● ENTRIES PROVIDED:
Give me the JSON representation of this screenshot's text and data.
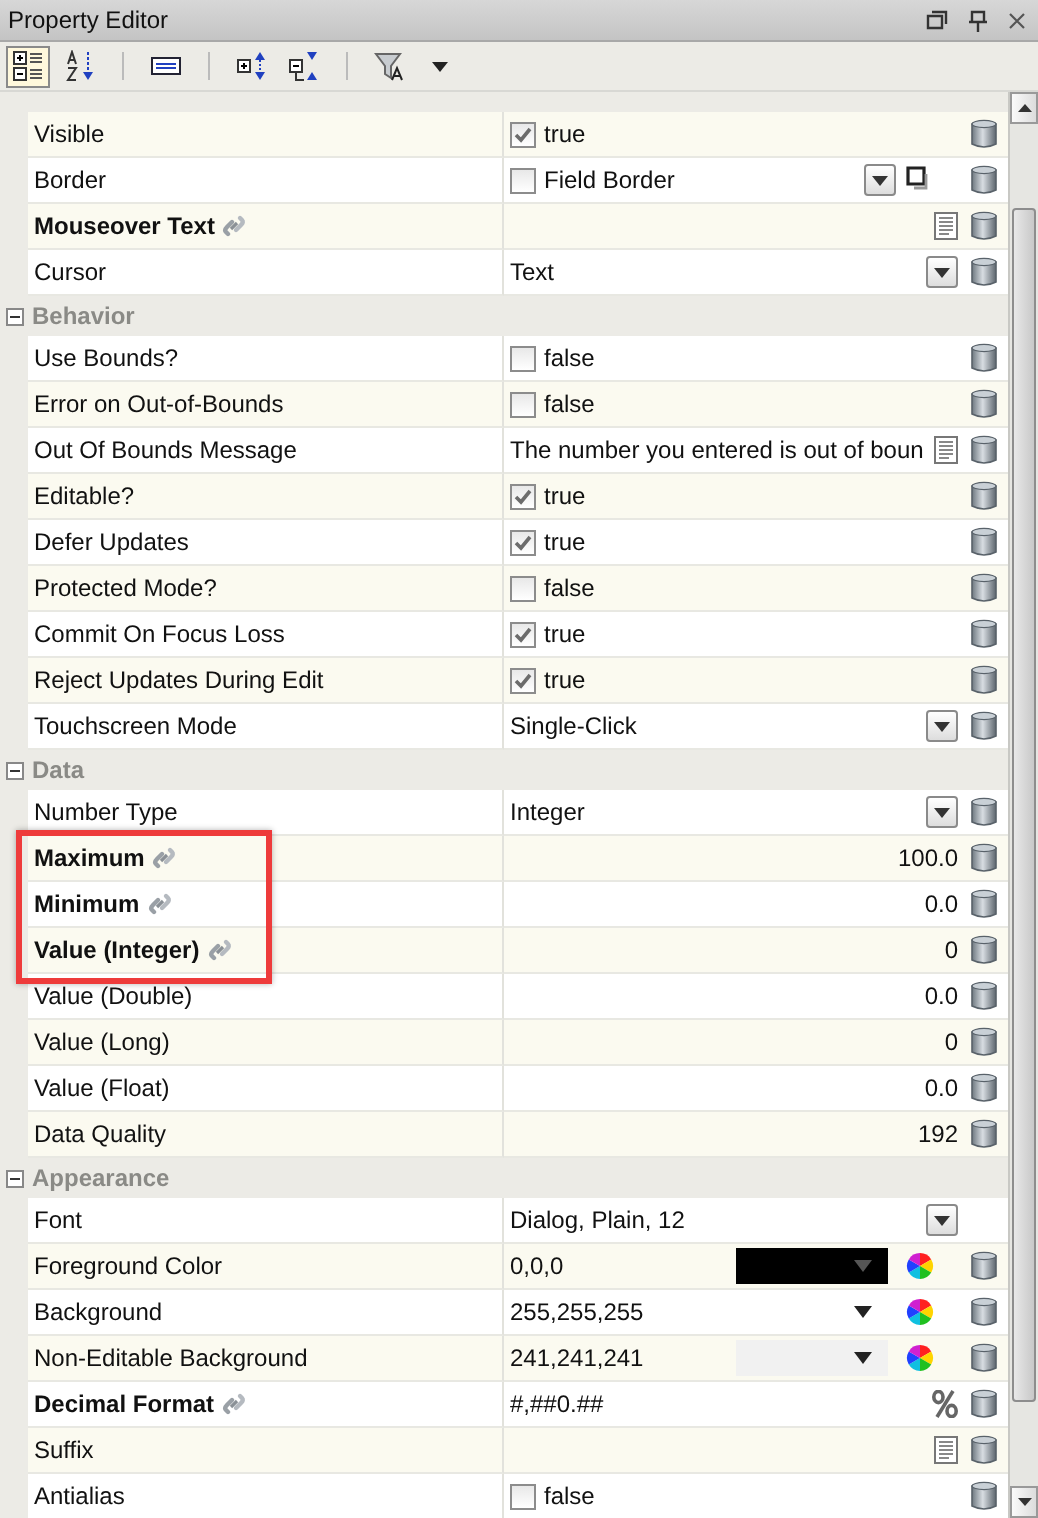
{
  "window": {
    "title": "Property Editor"
  },
  "toolbar": [
    {
      "kind": "categorized",
      "selected": true
    },
    {
      "kind": "alphabetical",
      "selected": false
    },
    {
      "kind": "description",
      "selected": false
    },
    {
      "kind": "expand",
      "selected": false
    },
    {
      "kind": "collapse",
      "selected": false
    },
    {
      "kind": "filter",
      "selected": false
    }
  ],
  "sections": [
    {
      "rows": [
        {
          "name": "Visible",
          "bound": false,
          "kind": "checkbox",
          "checked": true,
          "value": "true",
          "bindable": true
        },
        {
          "name": "Border",
          "bound": false,
          "kind": "border",
          "checked": false,
          "value": "Field Border",
          "bindable": true
        },
        {
          "name": "Mouseover Text",
          "bound": true,
          "kind": "longtext",
          "bindable": true
        },
        {
          "name": "Cursor",
          "bound": false,
          "kind": "dropdown",
          "value": "Text",
          "bindable": true
        }
      ]
    },
    {
      "title": "Behavior",
      "expanded": true,
      "rows": [
        {
          "name": "Use Bounds?",
          "bound": false,
          "kind": "checkbox",
          "checked": false,
          "value": "false",
          "bindable": true
        },
        {
          "name": "Error on Out-of-Bounds",
          "bound": false,
          "kind": "checkbox",
          "checked": false,
          "value": "false",
          "bindable": true
        },
        {
          "name": "Out Of Bounds Message",
          "bound": false,
          "kind": "longtext",
          "value": "The number you entered is out of boun",
          "bindable": true
        },
        {
          "name": "Editable?",
          "bound": false,
          "kind": "checkbox",
          "checked": true,
          "value": "true",
          "bindable": true
        },
        {
          "name": "Defer Updates",
          "bound": false,
          "kind": "checkbox",
          "checked": true,
          "value": "true",
          "bindable": true
        },
        {
          "name": "Protected Mode?",
          "bound": false,
          "kind": "checkbox",
          "checked": false,
          "value": "false",
          "bindable": true
        },
        {
          "name": "Commit On Focus Loss",
          "bound": false,
          "kind": "checkbox",
          "checked": true,
          "value": "true",
          "bindable": true
        },
        {
          "name": "Reject Updates During Edit",
          "bound": false,
          "kind": "checkbox",
          "checked": true,
          "value": "true",
          "bindable": true
        },
        {
          "name": "Touchscreen Mode",
          "bound": false,
          "kind": "dropdown",
          "value": "Single-Click",
          "bindable": true
        }
      ]
    },
    {
      "title": "Data",
      "expanded": true,
      "rows": [
        {
          "name": "Number Type",
          "bound": false,
          "kind": "dropdown",
          "value": "Integer",
          "bindable": true,
          "highlighted": false
        },
        {
          "name": "Maximum",
          "bound": true,
          "kind": "number",
          "value": "100.0",
          "bindable": true,
          "highlighted": true
        },
        {
          "name": "Minimum",
          "bound": true,
          "kind": "number",
          "value": "0.0",
          "bindable": true,
          "highlighted": true
        },
        {
          "name": "Value (Integer)",
          "bound": true,
          "kind": "number",
          "value": "0",
          "bindable": true,
          "highlighted": true
        },
        {
          "name": "Value (Double)",
          "bound": false,
          "kind": "number",
          "value": "0.0",
          "bindable": true,
          "highlighted": false
        },
        {
          "name": "Value (Long)",
          "bound": false,
          "kind": "number",
          "value": "0",
          "bindable": true,
          "highlighted": false
        },
        {
          "name": "Value (Float)",
          "bound": false,
          "kind": "number",
          "value": "0.0",
          "bindable": true,
          "highlighted": false
        },
        {
          "name": "Data Quality",
          "bound": false,
          "kind": "number",
          "value": "192",
          "bindable": true,
          "highlighted": false
        }
      ]
    },
    {
      "title": "Appearance",
      "expanded": true,
      "rows": [
        {
          "name": "Font",
          "bound": false,
          "kind": "font",
          "value": "Dialog, Plain, 12",
          "bindable": false
        },
        {
          "name": "Foreground Color",
          "bound": false,
          "kind": "color",
          "value": "0,0,0",
          "color": "#000000",
          "bindable": true
        },
        {
          "name": "Background",
          "bound": false,
          "kind": "color",
          "value": "255,255,255",
          "color": "#ffffff",
          "bindable": true
        },
        {
          "name": "Non-Editable Background",
          "bound": false,
          "kind": "color",
          "value": "241,241,241",
          "color": "#f1f1f1",
          "bindable": true
        },
        {
          "name": "Decimal Format",
          "bound": true,
          "kind": "format",
          "value": "#,##0.##",
          "bindable": true
        },
        {
          "name": "Suffix",
          "bound": false,
          "kind": "longtext",
          "bindable": true
        },
        {
          "name": "Antialias",
          "bound": false,
          "kind": "checkbox",
          "checked": false,
          "value": "false",
          "bindable": true
        }
      ]
    }
  ]
}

● DIRECTIVE: Among the entries, how many lines contain the string "title"? Give the number without anything else.

● CORRECT RESPONSE: 4